- Requirement:
Extract each line of the material that follows exactly and omit its pictures.

- Supplied data:
>> start
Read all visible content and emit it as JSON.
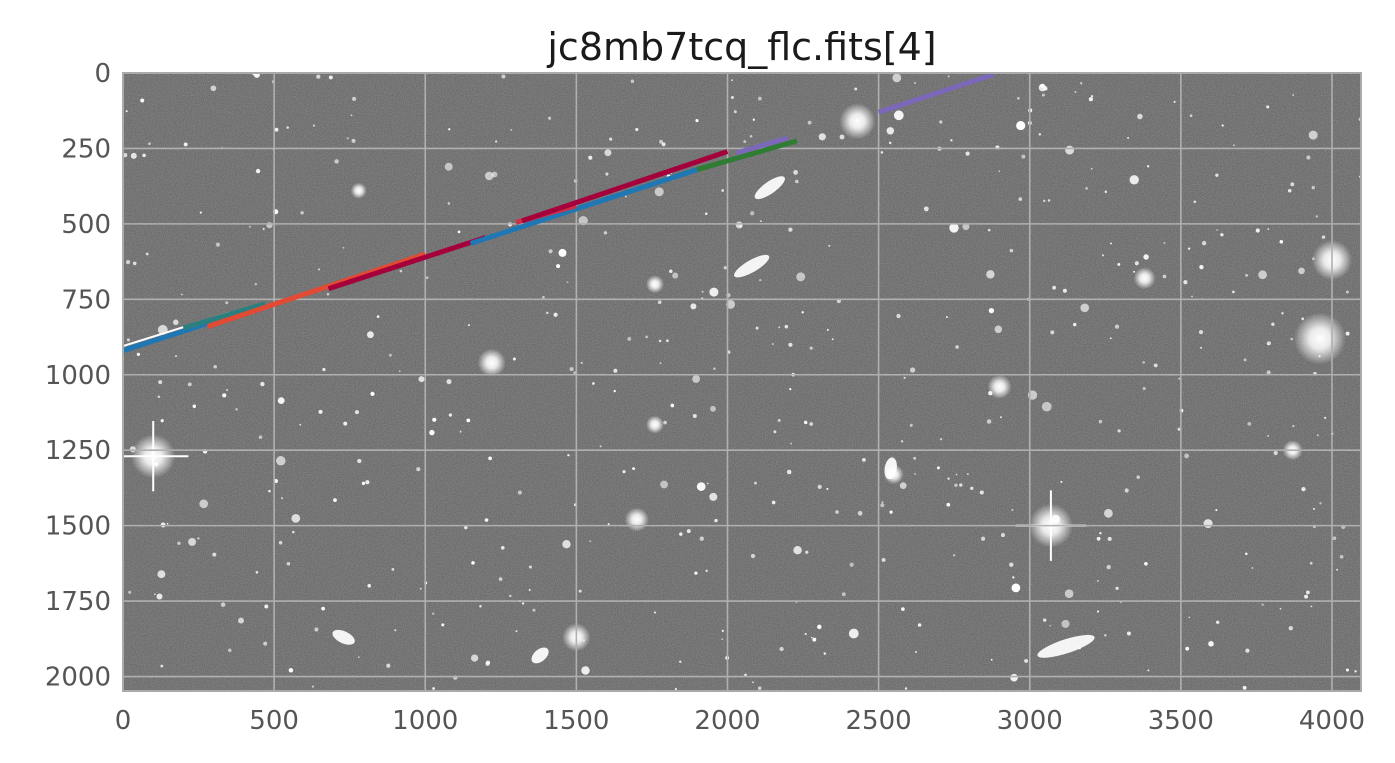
{
  "chart_data": {
    "type": "image",
    "title": "jc8mb7tcq_flc.fits[4]",
    "xlabel": "",
    "ylabel": "",
    "xlim": [
      0,
      4096
    ],
    "ylim": [
      2048,
      0
    ],
    "grid": true,
    "x_ticks": [
      0,
      500,
      1000,
      1500,
      2000,
      2500,
      3000,
      3500,
      4000
    ],
    "y_ticks": [
      0,
      250,
      500,
      750,
      1000,
      1250,
      1500,
      1750,
      2000
    ],
    "x_tick_labels": [
      "0",
      "500",
      "1000",
      "1500",
      "2000",
      "2500",
      "3000",
      "3500",
      "4000"
    ],
    "y_tick_labels": [
      "0",
      "250",
      "500",
      "750",
      "1000",
      "1250",
      "1500",
      "1750",
      "2000"
    ],
    "streak_segments": [
      {
        "color": "#1f77b4",
        "x": [
          0,
          450
        ],
        "y": [
          920,
          775
        ]
      },
      {
        "color": "#ffffff",
        "x": [
          0,
          350
        ],
        "y": [
          905,
          795
        ]
      },
      {
        "color": "#2a7f7f",
        "x": [
          200,
          470
        ],
        "y": [
          845,
          765
        ]
      },
      {
        "color": "#e24a33",
        "x": [
          280,
          1000
        ],
        "y": [
          840,
          600
        ]
      },
      {
        "color": "#a6003c",
        "x": [
          680,
          1200
        ],
        "y": [
          715,
          545
        ]
      },
      {
        "color": "#1f77b4",
        "x": [
          1150,
          1900
        ],
        "y": [
          565,
          320
        ]
      },
      {
        "color": "#c8334a",
        "x": [
          1300,
          1500
        ],
        "y": [
          495,
          440
        ]
      },
      {
        "color": "#a6003c",
        "x": [
          1320,
          2000
        ],
        "y": [
          490,
          260
        ]
      },
      {
        "color": "#2e7d32",
        "x": [
          1900,
          2230
        ],
        "y": [
          320,
          225
        ]
      },
      {
        "color": "#7b68b8",
        "x": [
          2030,
          2200
        ],
        "y": [
          265,
          215
        ]
      },
      {
        "color": "#7b68b8",
        "x": [
          2500,
          2880
        ],
        "y": [
          130,
          5
        ]
      }
    ],
    "bright_sources": [
      {
        "x": 100,
        "y": 1270,
        "size": 22,
        "spikes": true
      },
      {
        "x": 3070,
        "y": 1500,
        "size": 22,
        "spikes": true
      },
      {
        "x": 1220,
        "y": 960,
        "size": 14,
        "spikes": false
      },
      {
        "x": 2430,
        "y": 160,
        "size": 18,
        "spikes": false
      },
      {
        "x": 3960,
        "y": 880,
        "size": 26,
        "spikes": false
      },
      {
        "x": 4000,
        "y": 620,
        "size": 20,
        "spikes": false
      },
      {
        "x": 1700,
        "y": 1480,
        "size": 12,
        "spikes": false
      },
      {
        "x": 1500,
        "y": 1870,
        "size": 14,
        "spikes": false
      },
      {
        "x": 2900,
        "y": 1040,
        "size": 12,
        "spikes": false
      },
      {
        "x": 3870,
        "y": 1250,
        "size": 10,
        "spikes": false
      },
      {
        "x": 1760,
        "y": 1165,
        "size": 9,
        "spikes": false
      },
      {
        "x": 3380,
        "y": 680,
        "size": 11,
        "spikes": false
      },
      {
        "x": 2550,
        "y": 1330,
        "size": 10,
        "spikes": false
      },
      {
        "x": 780,
        "y": 390,
        "size": 8,
        "spikes": false
      },
      {
        "x": 1760,
        "y": 700,
        "size": 9,
        "spikes": false
      }
    ],
    "extended_sources": [
      {
        "x": 3120,
        "y": 1900,
        "rx": 30,
        "ry": 7,
        "angle": -18
      },
      {
        "x": 2080,
        "y": 640,
        "rx": 20,
        "ry": 6,
        "angle": -30
      },
      {
        "x": 2140,
        "y": 380,
        "rx": 18,
        "ry": 6,
        "angle": -35
      },
      {
        "x": 730,
        "y": 1870,
        "rx": 12,
        "ry": 6,
        "angle": 25
      },
      {
        "x": 1380,
        "y": 1930,
        "rx": 10,
        "ry": 6,
        "angle": -40
      },
      {
        "x": 2540,
        "y": 1310,
        "rx": 6,
        "ry": 11,
        "angle": 10
      }
    ]
  }
}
>> end
- Reply:
Read all visible content and emit it as JSON.
{
  "chart_data": {
    "type": "image",
    "title": "jc8mb7tcq_flc.fits[4]",
    "xlabel": "",
    "ylabel": "",
    "xlim": [
      0,
      4096
    ],
    "ylim": [
      2048,
      0
    ],
    "grid": true,
    "x_ticks": [
      0,
      500,
      1000,
      1500,
      2000,
      2500,
      3000,
      3500,
      4000
    ],
    "y_ticks": [
      0,
      250,
      500,
      750,
      1000,
      1250,
      1500,
      1750,
      2000
    ],
    "x_tick_labels": [
      "0",
      "500",
      "1000",
      "1500",
      "2000",
      "2500",
      "3000",
      "3500",
      "4000"
    ],
    "y_tick_labels": [
      "0",
      "250",
      "500",
      "750",
      "1000",
      "1250",
      "1500",
      "1750",
      "2000"
    ],
    "streak_segments": [
      {
        "color": "#1f77b4",
        "x": [
          0,
          450
        ],
        "y": [
          920,
          775
        ]
      },
      {
        "color": "#ffffff",
        "x": [
          0,
          350
        ],
        "y": [
          905,
          795
        ]
      },
      {
        "color": "#2a7f7f",
        "x": [
          200,
          470
        ],
        "y": [
          845,
          765
        ]
      },
      {
        "color": "#e24a33",
        "x": [
          280,
          1000
        ],
        "y": [
          840,
          600
        ]
      },
      {
        "color": "#a6003c",
        "x": [
          680,
          1200
        ],
        "y": [
          715,
          545
        ]
      },
      {
        "color": "#1f77b4",
        "x": [
          1150,
          1900
        ],
        "y": [
          565,
          320
        ]
      },
      {
        "color": "#c8334a",
        "x": [
          1300,
          1500
        ],
        "y": [
          495,
          440
        ]
      },
      {
        "color": "#a6003c",
        "x": [
          1320,
          2000
        ],
        "y": [
          490,
          260
        ]
      },
      {
        "color": "#2e7d32",
        "x": [
          1900,
          2230
        ],
        "y": [
          320,
          225
        ]
      },
      {
        "color": "#7b68b8",
        "x": [
          2030,
          2200
        ],
        "y": [
          265,
          215
        ]
      },
      {
        "color": "#7b68b8",
        "x": [
          2500,
          2880
        ],
        "y": [
          130,
          5
        ]
      }
    ],
    "bright_sources": [
      {
        "x": 100,
        "y": 1270,
        "size": 22,
        "spikes": true
      },
      {
        "x": 3070,
        "y": 1500,
        "size": 22,
        "spikes": true
      },
      {
        "x": 1220,
        "y": 960,
        "size": 14,
        "spikes": false
      },
      {
        "x": 2430,
        "y": 160,
        "size": 18,
        "spikes": false
      },
      {
        "x": 3960,
        "y": 880,
        "size": 26,
        "spikes": false
      },
      {
        "x": 4000,
        "y": 620,
        "size": 20,
        "spikes": false
      },
      {
        "x": 1700,
        "y": 1480,
        "size": 12,
        "spikes": false
      },
      {
        "x": 1500,
        "y": 1870,
        "size": 14,
        "spikes": false
      },
      {
        "x": 2900,
        "y": 1040,
        "size": 12,
        "spikes": false
      },
      {
        "x": 3870,
        "y": 1250,
        "size": 10,
        "spikes": false
      },
      {
        "x": 1760,
        "y": 1165,
        "size": 9,
        "spikes": false
      },
      {
        "x": 3380,
        "y": 680,
        "size": 11,
        "spikes": false
      },
      {
        "x": 2550,
        "y": 1330,
        "size": 10,
        "spikes": false
      },
      {
        "x": 780,
        "y": 390,
        "size": 8,
        "spikes": false
      },
      {
        "x": 1760,
        "y": 700,
        "size": 9,
        "spikes": false
      }
    ],
    "extended_sources": [
      {
        "x": 3120,
        "y": 1900,
        "rx": 30,
        "ry": 7,
        "angle": -18
      },
      {
        "x": 2080,
        "y": 640,
        "rx": 20,
        "ry": 6,
        "angle": -30
      },
      {
        "x": 2140,
        "y": 380,
        "rx": 18,
        "ry": 6,
        "angle": -35
      },
      {
        "x": 730,
        "y": 1870,
        "rx": 12,
        "ry": 6,
        "angle": 25
      },
      {
        "x": 1380,
        "y": 1930,
        "rx": 10,
        "ry": 6,
        "angle": -40
      },
      {
        "x": 2540,
        "y": 1310,
        "rx": 6,
        "ry": 11,
        "angle": 10
      }
    ]
  }
}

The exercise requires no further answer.